▶ TASK OBJECTIVE: Collect all the lines that mention the word "Velocity".

--- START ITEMS ---

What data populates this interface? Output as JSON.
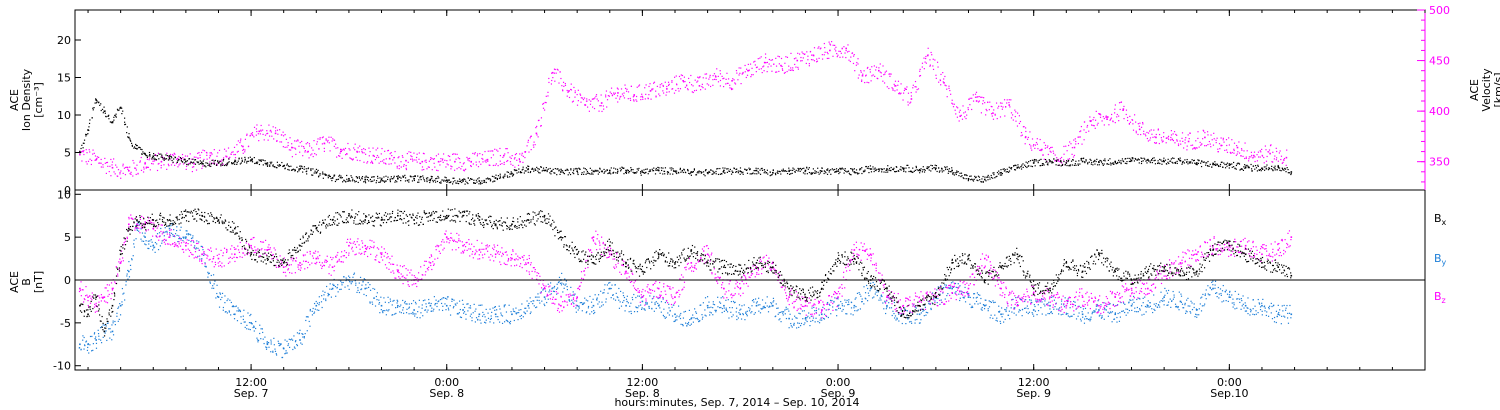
{
  "title_bottom": "hours:minutes, Sep.  7, 2014 – Sep. 10, 2014",
  "colors": {
    "black": "#000000",
    "magenta": "#ff00ff",
    "blue": "#1e7fd8"
  },
  "x_ticks": [
    {
      "time_h": 12,
      "top": "12:00",
      "bottom": "Sep. 7"
    },
    {
      "time_h": 24,
      "top": "0:00",
      "bottom": "Sep. 8"
    },
    {
      "time_h": 36,
      "top": "12:00",
      "bottom": "Sep. 8"
    },
    {
      "time_h": 48,
      "top": "0:00",
      "bottom": "Sep. 9"
    },
    {
      "time_h": 60,
      "top": "12:00",
      "bottom": "Sep. 9"
    },
    {
      "time_h": 72,
      "top": "0:00",
      "bottom": "Sep.10"
    }
  ],
  "chart_data": [
    {
      "type": "scatter",
      "panel": "top",
      "x_unit": "hours since Sep. 7, 2014 00:00",
      "xlim": [
        1.2,
        84.0
      ],
      "left_axis": {
        "label_line1": "ACE",
        "label_line2": "Ion Density",
        "label_line3": "[cm⁻³]",
        "ylim": [
          0,
          24
        ],
        "ticks": [
          0,
          5,
          10,
          15,
          20
        ]
      },
      "right_axis": {
        "label_line1": "ACE",
        "label_line2": "Velocity",
        "label_line3": "[km/s]",
        "ylim": [
          322,
          500
        ],
        "ticks": [
          350,
          400,
          450,
          500
        ]
      },
      "series": [
        {
          "name": "Ion Density",
          "axis": "left",
          "color": "#000000",
          "x": [
            1.5,
            2.0,
            2.5,
            3.0,
            3.5,
            4.0,
            4.5,
            5.0,
            5.5,
            6.0,
            7,
            8,
            9,
            10,
            11,
            12,
            13,
            14,
            15,
            16,
            17,
            18,
            19,
            20,
            21,
            22,
            23,
            24,
            25,
            26,
            27,
            28,
            29,
            30,
            31,
            32,
            33,
            34,
            35,
            36,
            37,
            38,
            39,
            40,
            41,
            42,
            43,
            44,
            45,
            46,
            47,
            48,
            49,
            50,
            51,
            52,
            53,
            54,
            55,
            56,
            57,
            58,
            59,
            60,
            61,
            62,
            63,
            64,
            65,
            66,
            67,
            68,
            69,
            70,
            71,
            72,
            73,
            74,
            75,
            75.8
          ],
          "y": [
            5.0,
            8.0,
            12.0,
            10.5,
            9.0,
            11.0,
            7.0,
            5.5,
            4.8,
            4.5,
            4.2,
            3.8,
            3.5,
            3.6,
            3.8,
            4.0,
            3.6,
            3.2,
            2.8,
            2.3,
            1.6,
            1.5,
            1.4,
            1.4,
            1.5,
            1.5,
            1.4,
            1.3,
            1.2,
            1.2,
            1.6,
            2.2,
            2.8,
            2.6,
            2.4,
            2.5,
            2.5,
            2.6,
            2.6,
            2.4,
            2.6,
            2.5,
            2.4,
            2.3,
            2.6,
            2.5,
            2.6,
            2.3,
            2.5,
            2.6,
            2.5,
            2.5,
            2.4,
            2.8,
            2.8,
            2.9,
            2.7,
            2.9,
            2.6,
            1.5,
            1.4,
            2.3,
            3.0,
            3.6,
            3.8,
            3.6,
            3.8,
            3.7,
            3.8,
            3.9,
            4.0,
            3.8,
            3.9,
            3.6,
            3.4,
            3.3,
            3.0,
            2.9,
            3.1,
            2.4
          ]
        },
        {
          "name": "Velocity",
          "axis": "right",
          "color": "#ff00ff",
          "x": [
            1.5,
            2.5,
            3.5,
            4.5,
            5.5,
            6.5,
            7.5,
            8.5,
            9.5,
            10.5,
            11.5,
            12.5,
            13.5,
            14.5,
            15.5,
            16.5,
            17.5,
            18.5,
            19.5,
            20.5,
            21.5,
            22.5,
            23.5,
            24.5,
            25.5,
            26.5,
            27.5,
            28.5,
            29.5,
            30.5,
            31.5,
            32.5,
            33.5,
            34.5,
            35.5,
            36.5,
            37.5,
            38.5,
            39.5,
            40.5,
            41.5,
            42.5,
            43.5,
            44.5,
            45.5,
            46.5,
            47.5,
            48.5,
            49.5,
            50.5,
            51.5,
            52.5,
            53.5,
            54.5,
            55.5,
            56.5,
            57.5,
            58.5,
            59.5,
            60.5,
            61.5,
            62.5,
            63.5,
            64.5,
            65.5,
            66.5,
            67.5,
            68.5,
            69.5,
            70.5,
            71.5,
            72.5,
            73.5,
            74.5,
            75.5
          ],
          "y": [
            357,
            352,
            344,
            341,
            348,
            350,
            353,
            348,
            356,
            355,
            365,
            380,
            378,
            364,
            360,
            368,
            362,
            360,
            356,
            353,
            351,
            350,
            350,
            350,
            350,
            352,
            356,
            350,
            378,
            438,
            420,
            406,
            408,
            418,
            416,
            420,
            422,
            430,
            425,
            434,
            430,
            440,
            448,
            445,
            450,
            455,
            460,
            462,
            435,
            440,
            425,
            412,
            455,
            428,
            395,
            410,
            398,
            406,
            374,
            362,
            352,
            364,
            390,
            392,
            402,
            382,
            374,
            372,
            370,
            374,
            366,
            364,
            356,
            358,
            354
          ]
        }
      ]
    },
    {
      "type": "scatter",
      "panel": "bottom",
      "x_unit": "hours since Sep. 7, 2014 00:00",
      "xlim": [
        1.2,
        84.0
      ],
      "left_axis": {
        "label_line1": "ACE",
        "label_line2": "B",
        "label_line3": "[nT]",
        "ylim": [
          -10.5,
          10.5
        ],
        "ticks": [
          -10,
          -5,
          0,
          5,
          10
        ]
      },
      "zero_line": true,
      "series": [
        {
          "name": "Bx",
          "legend": "B",
          "sub": "x",
          "color": "#000000",
          "x": [
            1.5,
            2.0,
            2.5,
            3.0,
            3.5,
            4.0,
            4.5,
            5.0,
            5.5,
            6.0,
            7,
            8,
            9,
            10,
            11,
            12,
            13,
            14,
            15,
            16,
            17,
            18,
            19,
            20,
            21,
            22,
            23,
            24,
            25,
            26,
            27,
            28,
            29,
            30,
            31,
            32,
            33,
            34,
            35,
            36,
            37,
            38,
            39,
            40,
            41,
            42,
            43,
            44,
            45,
            46,
            47,
            48,
            49,
            50,
            51,
            52,
            53,
            54,
            55,
            56,
            57,
            58,
            59,
            60,
            61,
            62,
            63,
            64,
            65,
            66,
            67,
            68,
            69,
            70,
            71,
            72,
            73,
            74,
            75,
            75.8
          ],
          "y": [
            -3,
            -4,
            -2,
            -6,
            -3,
            3,
            6,
            7,
            6.5,
            7,
            7,
            7.5,
            7.5,
            7,
            6,
            3,
            2.5,
            2.0,
            4,
            6,
            7,
            7.5,
            7,
            7,
            7.5,
            7,
            7.5,
            7.5,
            7.5,
            7,
            6.5,
            6.5,
            7,
            7.5,
            5,
            3,
            2,
            4,
            2,
            1,
            3,
            2,
            3.5,
            2,
            1.5,
            1,
            2,
            1.5,
            -1,
            -2,
            -1,
            2.5,
            2.5,
            0,
            -1,
            -4,
            -3,
            -2,
            2,
            2.5,
            0,
            1.5,
            3,
            -1,
            -1,
            2,
            1,
            3,
            1,
            0,
            1,
            1.5,
            0.5,
            1,
            3.5,
            4,
            3,
            2,
            1.5,
            0.5
          ]
        },
        {
          "name": "By",
          "legend": "B",
          "sub": "y",
          "color": "#1e7fd8",
          "x": [
            1.5,
            2.0,
            2.5,
            3.0,
            3.5,
            4.0,
            4.5,
            5.0,
            5.5,
            6.0,
            7,
            8,
            9,
            10,
            11,
            12,
            13,
            14,
            15,
            16,
            17,
            18,
            19,
            20,
            21,
            22,
            23,
            24,
            25,
            26,
            27,
            28,
            29,
            30,
            31,
            32,
            33,
            34,
            35,
            36,
            37,
            38,
            39,
            40,
            41,
            42,
            43,
            44,
            45,
            46,
            47,
            48,
            49,
            50,
            51,
            52,
            53,
            54,
            55,
            56,
            57,
            58,
            59,
            60,
            61,
            62,
            63,
            64,
            65,
            66,
            67,
            68,
            69,
            70,
            71,
            72,
            73,
            74,
            75,
            75.8
          ],
          "y": [
            -7.5,
            -7.5,
            -7,
            -6,
            -6,
            -3,
            1,
            6,
            5,
            4,
            6,
            5,
            3,
            -2,
            -4,
            -5,
            -7.5,
            -8,
            -7,
            -3,
            -1,
            0,
            -1,
            -3,
            -3,
            -3.5,
            -3,
            -3,
            -3.5,
            -4,
            -4,
            -4,
            -3,
            -2,
            0,
            -3,
            -3,
            -1,
            -3,
            -2.5,
            -3,
            -4,
            -4.5,
            -3,
            -3,
            -4,
            -3,
            -3,
            -4.5,
            -4.5,
            -4,
            -3,
            -3,
            -1,
            -3,
            -4,
            -4,
            -2,
            -1,
            -2,
            -3,
            -4,
            -3,
            -3.5,
            -3,
            -3,
            -4,
            -3.5,
            -4,
            -3,
            -3,
            -2,
            -2.5,
            -3.5,
            -1,
            -2,
            -3,
            -3,
            -4,
            -4
          ]
        },
        {
          "name": "Bz",
          "legend": "B",
          "sub": "z",
          "color": "#ff00ff",
          "x": [
            1.5,
            2.0,
            2.5,
            3.0,
            3.5,
            4.0,
            4.5,
            5.0,
            5.5,
            6.0,
            7,
            8,
            9,
            10,
            11,
            12,
            13,
            14,
            15,
            16,
            17,
            18,
            19,
            20,
            21,
            22,
            23,
            24,
            25,
            26,
            27,
            28,
            29,
            30,
            31,
            32,
            33,
            34,
            35,
            36,
            37,
            38,
            39,
            40,
            41,
            42,
            43,
            44,
            45,
            46,
            47,
            48,
            49,
            50,
            51,
            52,
            53,
            54,
            55,
            56,
            57,
            58,
            59,
            60,
            61,
            62,
            63,
            64,
            65,
            66,
            67,
            68,
            69,
            70,
            71,
            72,
            73,
            74,
            75,
            75.8
          ],
          "y": [
            -1,
            -2,
            -3,
            -2,
            -1,
            2,
            6.5,
            6.5,
            6.5,
            6,
            5,
            4,
            3,
            2.5,
            3,
            4,
            3.5,
            1.5,
            2,
            2.5,
            1.5,
            4,
            4,
            3,
            1,
            0,
            2,
            5,
            4,
            3.5,
            3,
            2.5,
            2,
            -1,
            -3,
            -2,
            5,
            3,
            1,
            -2,
            -1,
            -2,
            2,
            3,
            -1,
            -1,
            1.5,
            2,
            -2,
            -3,
            -3.5,
            -2,
            3.5,
            3,
            -2,
            -3,
            -2.5,
            -2,
            -1.5,
            -1,
            2.5,
            -1,
            -3,
            -1.5,
            -2,
            -3,
            -2,
            -3,
            -2,
            -1,
            -1,
            1,
            2,
            3,
            4,
            3.5,
            4,
            3,
            3.5,
            5
          ]
        }
      ]
    }
  ]
}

--- END ITEMS ---

▶ EXERCISE RESULT:
        "label_line2": "Velocity",
          "name": "Velocity",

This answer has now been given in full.